(Records from a collection)
'''

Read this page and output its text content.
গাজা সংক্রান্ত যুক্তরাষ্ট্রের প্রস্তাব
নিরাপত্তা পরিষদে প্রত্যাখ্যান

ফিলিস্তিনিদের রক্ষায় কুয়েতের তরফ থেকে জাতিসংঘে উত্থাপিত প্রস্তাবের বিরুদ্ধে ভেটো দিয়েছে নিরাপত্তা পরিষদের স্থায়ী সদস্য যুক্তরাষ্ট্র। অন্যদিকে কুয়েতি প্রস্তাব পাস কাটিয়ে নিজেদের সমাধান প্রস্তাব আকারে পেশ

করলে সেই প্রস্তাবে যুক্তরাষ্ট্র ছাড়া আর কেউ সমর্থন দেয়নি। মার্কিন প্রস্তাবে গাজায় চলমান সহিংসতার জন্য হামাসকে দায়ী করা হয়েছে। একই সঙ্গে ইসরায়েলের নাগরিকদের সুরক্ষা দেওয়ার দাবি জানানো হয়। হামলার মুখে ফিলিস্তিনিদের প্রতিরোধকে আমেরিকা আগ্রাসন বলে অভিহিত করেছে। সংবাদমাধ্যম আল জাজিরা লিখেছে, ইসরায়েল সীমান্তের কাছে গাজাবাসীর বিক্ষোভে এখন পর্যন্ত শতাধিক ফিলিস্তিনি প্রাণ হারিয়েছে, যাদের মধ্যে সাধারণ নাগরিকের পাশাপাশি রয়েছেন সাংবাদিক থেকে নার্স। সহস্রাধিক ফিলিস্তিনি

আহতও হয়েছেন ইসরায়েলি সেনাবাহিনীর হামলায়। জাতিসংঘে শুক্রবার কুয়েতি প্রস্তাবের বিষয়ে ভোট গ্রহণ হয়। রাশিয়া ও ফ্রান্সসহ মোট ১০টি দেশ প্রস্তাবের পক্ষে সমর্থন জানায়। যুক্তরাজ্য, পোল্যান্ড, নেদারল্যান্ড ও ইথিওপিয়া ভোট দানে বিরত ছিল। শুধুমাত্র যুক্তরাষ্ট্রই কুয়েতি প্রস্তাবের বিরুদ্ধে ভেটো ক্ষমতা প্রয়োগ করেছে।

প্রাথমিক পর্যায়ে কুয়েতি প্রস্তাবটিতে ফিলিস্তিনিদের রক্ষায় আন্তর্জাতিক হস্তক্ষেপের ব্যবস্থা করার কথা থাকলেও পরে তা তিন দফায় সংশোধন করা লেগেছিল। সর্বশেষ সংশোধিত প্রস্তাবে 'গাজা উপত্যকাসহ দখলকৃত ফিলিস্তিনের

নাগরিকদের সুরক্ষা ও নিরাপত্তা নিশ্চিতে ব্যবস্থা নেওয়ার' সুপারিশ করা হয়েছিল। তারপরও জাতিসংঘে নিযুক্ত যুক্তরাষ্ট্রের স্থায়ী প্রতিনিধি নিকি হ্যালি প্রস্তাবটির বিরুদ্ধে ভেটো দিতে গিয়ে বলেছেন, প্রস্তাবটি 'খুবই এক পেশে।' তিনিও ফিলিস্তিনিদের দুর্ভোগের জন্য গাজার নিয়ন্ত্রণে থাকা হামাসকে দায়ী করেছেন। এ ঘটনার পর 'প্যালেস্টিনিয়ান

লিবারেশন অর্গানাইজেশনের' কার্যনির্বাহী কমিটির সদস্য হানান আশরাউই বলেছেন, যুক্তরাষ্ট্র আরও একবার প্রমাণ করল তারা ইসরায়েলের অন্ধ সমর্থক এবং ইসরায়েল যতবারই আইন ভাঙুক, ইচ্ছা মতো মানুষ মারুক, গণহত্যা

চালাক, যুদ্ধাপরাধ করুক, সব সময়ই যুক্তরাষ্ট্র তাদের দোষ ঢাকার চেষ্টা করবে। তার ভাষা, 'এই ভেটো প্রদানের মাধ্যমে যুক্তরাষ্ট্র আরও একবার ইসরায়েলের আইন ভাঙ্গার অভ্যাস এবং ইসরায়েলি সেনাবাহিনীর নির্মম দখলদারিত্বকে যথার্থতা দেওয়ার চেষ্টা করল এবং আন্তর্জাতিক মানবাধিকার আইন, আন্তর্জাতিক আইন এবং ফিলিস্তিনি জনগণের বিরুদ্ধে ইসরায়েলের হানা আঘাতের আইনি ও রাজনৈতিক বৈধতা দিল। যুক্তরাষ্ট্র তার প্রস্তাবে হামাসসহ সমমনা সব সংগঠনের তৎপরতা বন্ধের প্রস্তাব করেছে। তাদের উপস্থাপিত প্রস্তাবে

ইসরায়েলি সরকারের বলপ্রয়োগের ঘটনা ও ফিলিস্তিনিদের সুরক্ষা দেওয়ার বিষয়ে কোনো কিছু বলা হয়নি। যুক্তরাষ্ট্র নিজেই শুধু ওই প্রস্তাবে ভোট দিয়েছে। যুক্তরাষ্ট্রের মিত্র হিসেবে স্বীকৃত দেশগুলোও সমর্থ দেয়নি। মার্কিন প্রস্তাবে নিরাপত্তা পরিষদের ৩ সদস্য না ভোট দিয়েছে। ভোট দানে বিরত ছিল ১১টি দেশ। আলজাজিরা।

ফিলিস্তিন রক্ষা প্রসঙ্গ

'''

§ **THE EXERCISE**:
Repeat the data verbatim.

§ **FULL OUTPUT**:
Read this page and output its text content.
গাজা সংক্রান্ত যুক্তরাষ্ট্রের প্রস্তাব
নিরাপত্তা পরিষদে প্রত্যাখ্যান

ফিলিস্তিনিদের রক্ষায় কুয়েতের তরফ থেকে জাতিসংঘে উত্থাপিত প্রস্তাবের বিরুদ্ধে ভেটো দিয়েছে নিরাপত্তা পরিষদের স্থায়ী সদস্য যুক্তরাষ্ট্র। অন্যদিকে কুয়েতি প্রস্তাব পাস কাটিয়ে নিজেদের সমাধান প্রস্তাব আকারে পেশ

করলে সেই প্রস্তাবে যুক্তরাষ্ট্র ছাড়া আর কেউ সমর্থন দেয়নি। মার্কিন প্রস্তাবে গাজায় চলমান সহিংসতার জন্য হামাসকে দায়ী করা হয়েছে। একই সঙ্গে ইসরায়েলের নাগরিকদের সুরক্ষা দেওয়ার দাবি জানানো হয়। হামলার মুখে ফিলিস্তিনিদের প্রতিরোধকে আমেরিকা আগ্রাসন বলে অভিহিত করেছে। সংবাদমাধ্যম আল জাজিরা লিখেছে, ইসরায়েল সীমান্তের কাছে গাজাবাসীর বিক্ষোভে এখন পর্যন্ত শতাধিক ফিলিস্তিনি প্রাণ হারিয়েছে, যাদের মধ্যে সাধারণ নাগরিকের পাশাপাশি রয়েছেন সাংবাদিক থেকে নার্স। সহস্রাধিক ফিলিস্তিনি

আহতও হয়েছেন ইসরায়েলি সেনাবাহিনীর হামলায়। জাতিসংঘে শুক্রবার কুয়েতি প্রস্তাবের বিষয়ে ভোট গ্রহণ হয়। রাশিয়া ও ফ্রান্সসহ মোট ১০টি দেশ প্রস্তাবের পক্ষে সমর্থন জানায়। যুক্তরাজ্য, পোল্যান্ড, নেদারল্যান্ড ও ইথিওপিয়া ভোট দানে বিরত ছিল। শুধুমাত্র যুক্তরাষ্ট্রই কুয়েতি প্রস্তাবের বিরুদ্ধে ভেটো ক্ষমতা প্রয়োগ করেছে।

প্রাথমিক পর্যায়ে কুয়েতি প্রস্তাবটিতে ফিলিস্তিনিদের রক্ষায় আন্তর্জাতিক হস্তক্ষেপের ব্যবস্থা করার কথা থাকলেও পরে তা তিন দফায় সংশোধন করা লেগেছিল। সর্বশেষ সংশোধিত প্রস্তাবে 'গাজা উপত্যকাসহ দখলকৃত ফিলিস্তিনের

নাগরিকদের সুরক্ষা ও নিরাপত্তা নিশ্চিতে ব্যবস্থা নেওয়ার' সুপারিশ করা হয়েছিল। তারপরও জাতিসংঘে নিযুক্ত যুক্তরাষ্ট্রের স্থায়ী প্রতিনিধি নিকি হ্যালি প্রস্তাবটির বিরুদ্ধে ভেটো দিতে গিয়ে বলেছেন, প্রস্তাবটি 'খুবই এক পেশে।' তিনিও ফিলিস্তিনিদের দুর্ভোগের জন্য গাজার নিয়ন্ত্রণে থাকা হামাসকে দায়ী করেছেন। এ ঘটনার পর 'প্যালেস্টিনিয়ান

লিবারেশন অর্গানাইজেশনের' কার্যনির্বাহী কমিটির সদস্য হানান আশরাউই বলেছেন, যুক্তরাষ্ট্র আরও একবার প্রমাণ করল তারা ইসরায়েলের অন্ধ সমর্থক এবং ইসরায়েল যতবারই আইন ভাঙুক, ইচ্ছা মতো মানুষ মারুক, গণহত্যা

চালাক, যুদ্ধাপরাধ করুক, সব সময়ই যুক্তরাষ্ট্র তাদের দোষ ঢাকার চেষ্টা করবে। তার ভাষা, 'এই ভেটো প্রদানের মাধ্যমে যুক্তরাষ্ট্র আরও একবার ইসরায়েলের আইন ভাঙ্গার অভ্যাস এবং ইসরায়েলি সেনাবাহিনীর নির্মম দখলদারিত্বকে যথার্থতা দেওয়ার চেষ্টা করল এবং আন্তর্জাতিক মানবাধিকার আইন, আন্তর্জাতিক আইন এবং ফিলিস্তিনি জনগণের বিরুদ্ধে ইসরায়েলের হানা আঘাতের আইনি ও রাজনৈতিক বৈধতা দিল। যুক্তরাষ্ট্র তার প্রস্তাবে হামাসসহ সমমনা সব সংগঠনের তৎপরতা বন্ধের প্রস্তাব করেছে। তাদের উপস্থাপিত প্রস্তাবে

ইসরায়েলি সরকারের বলপ্রয়োগের ঘটনা ও ফিলিস্তিনিদের সুরক্ষা দেওয়ার বিষয়ে কোনো কিছু বলা হয়নি। যুক্তরাষ্ট্র নিজেই শুধু ওই প্রস্তাবে ভোট দিয়েছে। যুক্তরাষ্ট্রের মিত্র হিসেবে স্বীকৃত দেশগুলোও সমর্থ দেয়নি। মার্কিন প্রস্তাবে নিরাপত্তা পরিষদের ৩ সদস্য না ভোট দিয়েছে। ভোট দানে বিরত ছিল ১১টি দেশ। আলজাজিরা।

ফিলিস্তিন রক্ষা প্রসঙ্গ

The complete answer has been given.